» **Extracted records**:
◆ ◆ ◆ ◆

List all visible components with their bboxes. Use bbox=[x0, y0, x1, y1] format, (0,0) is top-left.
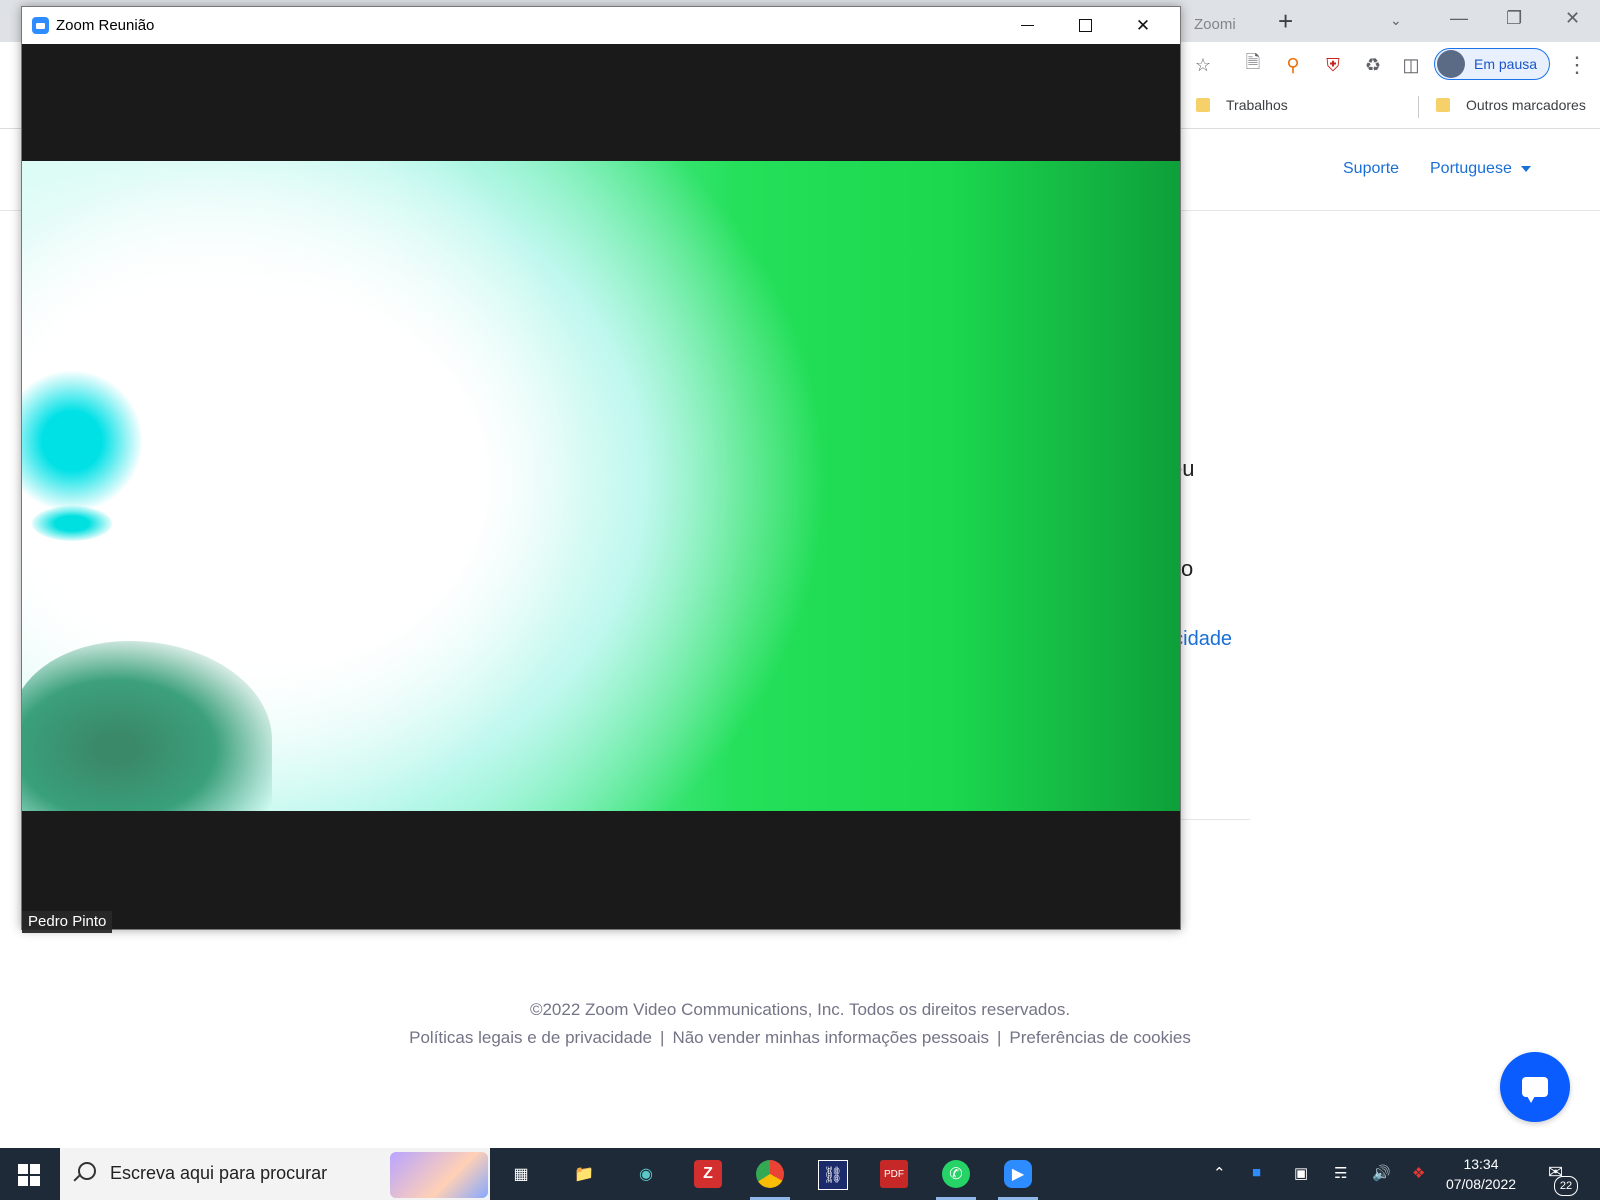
dropbox-icon[interactable]: ❖ bbox=[1412, 1164, 1425, 1182]
maximize-icon bbox=[1078, 19, 1092, 32]
browser-restore-icon[interactable]: ❐ bbox=[1506, 8, 1522, 29]
tray-expand-chevron-icon[interactable]: ⌃ bbox=[1213, 1164, 1226, 1182]
cookie-preferences-link[interactable]: Preferências de cookies bbox=[1009, 1028, 1190, 1047]
taskbar-search-box[interactable]: Escreva aqui para procurar bbox=[60, 1148, 490, 1200]
browser-close-icon[interactable]: ✕ bbox=[1565, 8, 1580, 29]
browser-menu-icon[interactable]: ⋮ bbox=[1566, 52, 1588, 78]
do-not-sell-link[interactable]: Não vender minhas informações pessoais bbox=[672, 1028, 989, 1047]
new-tab-button[interactable]: + bbox=[1278, 8, 1293, 34]
side-panel-icon[interactable]: ◫ bbox=[1400, 54, 1422, 76]
chat-bubble-icon bbox=[1522, 1077, 1548, 1103]
avatar bbox=[1437, 50, 1465, 78]
search-placeholder: Escreva aqui para procurar bbox=[110, 1163, 328, 1183]
search-icon bbox=[78, 1162, 96, 1180]
legal-privacy-link[interactable]: Políticas legais e de privacidade bbox=[409, 1028, 652, 1047]
bookmark-folder-other[interactable]: Outros marcadores bbox=[1436, 97, 1586, 113]
tray-zoom-icon[interactable]: ■ bbox=[1252, 1164, 1261, 1181]
pdf-icon[interactable]: PDF bbox=[880, 1160, 908, 1188]
tab-search-chevron-icon[interactable]: ⌄ bbox=[1390, 12, 1402, 29]
eye-app-icon[interactable]: ◉ bbox=[632, 1160, 660, 1188]
caret-down-icon bbox=[1520, 165, 1531, 172]
footer-separator: | bbox=[997, 1028, 1002, 1047]
clock-time: 13:34 bbox=[1463, 1156, 1499, 1172]
network-icon[interactable]: ☴ bbox=[1334, 1164, 1347, 1182]
folder-icon bbox=[1436, 98, 1450, 112]
bookmark-folder-trabalhos[interactable]: Trabalhos bbox=[1196, 97, 1288, 113]
search-highlight-image bbox=[390, 1152, 488, 1198]
footer-separator: | bbox=[660, 1028, 665, 1047]
windows-taskbar: Escreva aqui para procurar ▦ 📁 ◉ Z ⛓ PDF… bbox=[0, 1148, 1600, 1200]
clock-date: 07/08/2022 bbox=[1445, 1176, 1517, 1192]
task-view-icon[interactable]: ▦ bbox=[507, 1160, 535, 1188]
zoom-logo-icon bbox=[32, 17, 49, 34]
copyright-text: ©2022 Zoom Video Communications, Inc. To… bbox=[529, 1000, 1071, 1019]
windows-start-icon[interactable] bbox=[18, 1164, 40, 1186]
minimize-icon bbox=[1020, 25, 1034, 26]
participant-video[interactable] bbox=[22, 161, 1180, 811]
taskbar-clock[interactable]: 13:34 07/08/2022 bbox=[1436, 1154, 1526, 1194]
browser-tab[interactable]: S Zoomi bbox=[1168, 6, 1368, 42]
chat-support-button[interactable] bbox=[1500, 1052, 1570, 1122]
close-icon: ✕ bbox=[1135, 15, 1151, 35]
participant-name-tag: Pedro Pinto bbox=[22, 911, 113, 933]
window-title: Zoom Reunião bbox=[56, 17, 155, 34]
video-blob bbox=[22, 371, 142, 511]
zoom-maximize-button[interactable] bbox=[1056, 7, 1114, 44]
language-dropdown[interactable]: Portuguese bbox=[1430, 160, 1531, 178]
video-blob bbox=[32, 506, 112, 541]
whatsapp-icon[interactable]: ✆ bbox=[942, 1160, 970, 1188]
zoom-icon[interactable]: ▶ bbox=[1004, 1160, 1032, 1188]
zoom-meeting-window: Zoom Reunião ✕ Pedro Pinto bbox=[21, 6, 1181, 933]
page-footer: ©2022 Zoom Video Communications, Inc. To… bbox=[0, 1000, 1600, 1048]
shield-extension-icon[interactable]: ⛨ bbox=[1322, 54, 1344, 76]
folder-icon bbox=[1196, 98, 1210, 112]
language-label: Portuguese bbox=[1430, 160, 1512, 177]
profile-status-label: Em pausa bbox=[1474, 56, 1538, 72]
file-explorer-icon[interactable]: 📁 bbox=[570, 1160, 598, 1188]
divider bbox=[1175, 819, 1250, 820]
bookmark-label: Outros marcadores bbox=[1466, 97, 1586, 113]
zoom-close-button[interactable]: ✕ bbox=[1114, 7, 1172, 44]
notification-count-badge: 22 bbox=[1554, 1176, 1578, 1196]
tray-device-icon[interactable]: ▣ bbox=[1294, 1164, 1308, 1182]
extensions-puzzle-icon[interactable]: ♻ bbox=[1362, 54, 1384, 76]
app-icon[interactable]: ⛓ bbox=[818, 1160, 848, 1190]
volume-icon[interactable]: 🔊 bbox=[1372, 1164, 1391, 1182]
chrome-icon[interactable] bbox=[756, 1160, 784, 1188]
bookmark-star-icon[interactable]: ☆ bbox=[1192, 54, 1214, 76]
video-blob bbox=[22, 641, 272, 811]
bookmark-divider bbox=[1418, 96, 1419, 118]
support-link[interactable]: Suporte bbox=[1343, 160, 1399, 178]
zoom-minimize-button[interactable] bbox=[998, 7, 1056, 44]
browser-minimize-icon[interactable]: — bbox=[1450, 8, 1468, 29]
profile-button[interactable]: Em pausa bbox=[1434, 48, 1550, 80]
document-extension-icon[interactable]: 🗎 bbox=[1242, 52, 1264, 76]
bookmark-label: Trabalhos bbox=[1226, 97, 1288, 113]
key-extension-icon[interactable]: ⚲ bbox=[1282, 54, 1304, 76]
zoom-title-bar[interactable]: Zoom Reunião ✕ bbox=[22, 7, 1180, 44]
tab-title: Zoomi bbox=[1194, 15, 1236, 33]
zotero-icon[interactable]: Z bbox=[694, 1160, 722, 1188]
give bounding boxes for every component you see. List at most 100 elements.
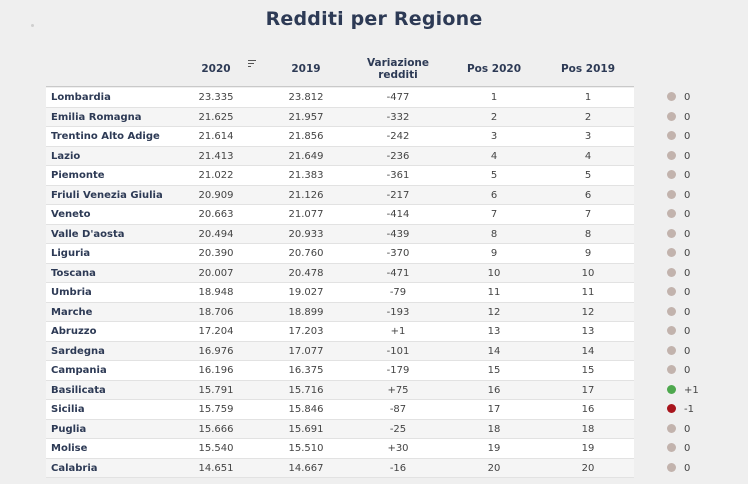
income-2020: 20.663: [198, 209, 234, 220]
income-variation: -236: [386, 150, 410, 162]
region-name: Calabria: [51, 462, 98, 474]
position-change-row: -1: [660, 400, 730, 420]
table-row: Toscana 20.007 20.478 -471 10 10: [46, 263, 634, 283]
income-variation: -242: [386, 131, 410, 142]
trend-dot-icon: [667, 170, 676, 179]
income-variation: +1: [390, 326, 406, 337]
table-row: Abruzzo 17.204 17.203 +1 13 13: [46, 322, 634, 342]
income-variation: -87: [389, 404, 407, 415]
trend-dot-icon: [667, 326, 676, 335]
position-change-value: 0: [684, 92, 691, 103]
income-variation: -370: [386, 248, 410, 259]
position-change-value: 0: [684, 345, 691, 357]
position-change-row: 0: [660, 459, 730, 479]
table-row: Campania 16.196 16.375 -179 15 15: [46, 361, 634, 381]
position-change-row: 0: [660, 186, 730, 206]
trend-dot-icon: [667, 92, 676, 101]
region-name: Sardegna: [51, 345, 105, 357]
position-2019: 11: [581, 287, 595, 298]
income-2019: 15.510: [288, 443, 324, 454]
header-2020[interactable]: 2020: [186, 52, 246, 86]
table-row: Valle D'aosta 20.494 20.933 -439 8 8: [46, 224, 634, 244]
position-2020: 9: [490, 248, 498, 259]
position-change-value: 0: [684, 287, 691, 298]
income-2019: 16.375: [288, 365, 324, 376]
trend-dot-icon: [667, 131, 676, 140]
position-change-row: +1: [660, 381, 730, 401]
income-2019: 23.812: [288, 92, 324, 103]
position-2020: 1: [490, 92, 498, 103]
position-2020: 10: [487, 267, 501, 279]
region-name: Abruzzo: [51, 326, 97, 337]
position-2019: 12: [581, 306, 595, 318]
income-2019: 15.691: [288, 423, 324, 435]
trend-dot-icon: [667, 209, 676, 218]
position-2019: 13: [581, 326, 595, 337]
position-change-value: 0: [684, 306, 691, 318]
position-change-row: 0: [660, 283, 730, 303]
position-change-row: 0: [660, 244, 730, 264]
income-variation: -414: [386, 209, 410, 220]
header-2019[interactable]: 2019: [276, 52, 336, 86]
position-2019: 10: [581, 267, 595, 279]
income-variation: -439: [386, 228, 410, 240]
trend-dot-icon: [667, 287, 676, 296]
income-2020: 17.204: [198, 326, 234, 337]
table-row: Piemonte 21.022 21.383 -361 5 5: [46, 166, 634, 186]
income-2020: 18.706: [198, 306, 234, 318]
trend-dot-icon: [667, 384, 676, 394]
position-2019: 6: [584, 189, 592, 201]
income-2019: 20.933: [288, 228, 324, 240]
header-pos-2020[interactable]: Pos 2020: [454, 52, 534, 86]
income-2019: 17.077: [288, 345, 324, 357]
position-change-value: 0: [684, 365, 691, 376]
position-change-row: 0: [660, 108, 730, 128]
position-2019: 20: [581, 462, 595, 474]
income-2019: 21.957: [288, 111, 324, 123]
trend-dot-icon: [667, 345, 676, 355]
income-2019: 21.856: [288, 131, 324, 142]
income-2020: 21.413: [198, 150, 234, 162]
region-name: Toscana: [51, 267, 96, 279]
header-pos-2019[interactable]: Pos 2019: [548, 52, 628, 86]
sort-icon[interactable]: [248, 60, 256, 68]
table-row: Lazio 21.413 21.649 -236 4 4: [46, 146, 634, 166]
position-2020: 18: [487, 423, 501, 435]
income-2020: 23.335: [198, 92, 234, 103]
position-2019: 7: [584, 209, 592, 220]
position-change-row: 0: [660, 88, 730, 108]
income-variation: -101: [386, 345, 410, 357]
table-header: 2020 2019 Variazione redditi Pos 2020 Po…: [46, 52, 634, 87]
region-name: Lombardia: [51, 92, 111, 103]
income-2019: 18.899: [288, 306, 324, 318]
position-2020: 7: [490, 209, 498, 220]
income-variation: +30: [387, 443, 409, 454]
position-change-value: 0: [684, 111, 691, 123]
header-variazione[interactable]: Variazione redditi: [358, 52, 438, 86]
table-row: Lombardia 23.335 23.812 -477 1 1: [46, 88, 634, 108]
income-variation: -361: [386, 170, 410, 181]
position-change-value: 0: [684, 189, 691, 201]
position-change-row: 0: [660, 361, 730, 381]
table-row: Calabria 14.651 14.667 -16 20 20: [46, 458, 634, 478]
income-2019: 21.383: [288, 170, 324, 181]
decorative-dot: [31, 24, 34, 27]
position-change-value: 0: [684, 423, 691, 435]
income-variation: -16: [389, 462, 407, 474]
table-row: Emilia Romagna 21.625 21.957 -332 2 2: [46, 107, 634, 127]
region-name: Emilia Romagna: [51, 111, 142, 123]
table-row: Marche 18.706 18.899 -193 12 12: [46, 302, 634, 322]
table-row: Friuli Venezia Giulia 20.909 21.126 -217 6 6: [46, 185, 634, 205]
region-name: Marche: [51, 306, 93, 318]
position-change-value: 0: [684, 443, 691, 454]
income-2020: 15.540: [198, 443, 234, 454]
position-2020: 19: [487, 443, 501, 454]
income-variation: -217: [386, 189, 410, 201]
income-2019: 15.846: [288, 404, 324, 415]
trend-dot-icon: [667, 248, 676, 257]
income-2020: 20.909: [198, 189, 234, 201]
region-name: Veneto: [51, 209, 91, 220]
income-2019: 21.649: [288, 150, 324, 162]
region-name: Valle D'aosta: [51, 228, 125, 240]
region-name: Puglia: [51, 423, 87, 435]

◆ ◆ ◆ ◆

» **Task goal**:
Identify each line in the items above that contains the string "button" and copy those lines.

» **In response**:
new-tab-button[interactable]: + bbox=[1278, 8, 1293, 34]
chat-support-button[interactable] bbox=[1500, 1052, 1570, 1122]
zoom-maximize-button[interactable] bbox=[1056, 7, 1114, 44]
zoom-close-button[interactable]: ✕ bbox=[1114, 7, 1172, 44]
zoom-minimize-button[interactable] bbox=[998, 7, 1056, 44]
profile-button[interactable]: Em pausa bbox=[1434, 48, 1550, 80]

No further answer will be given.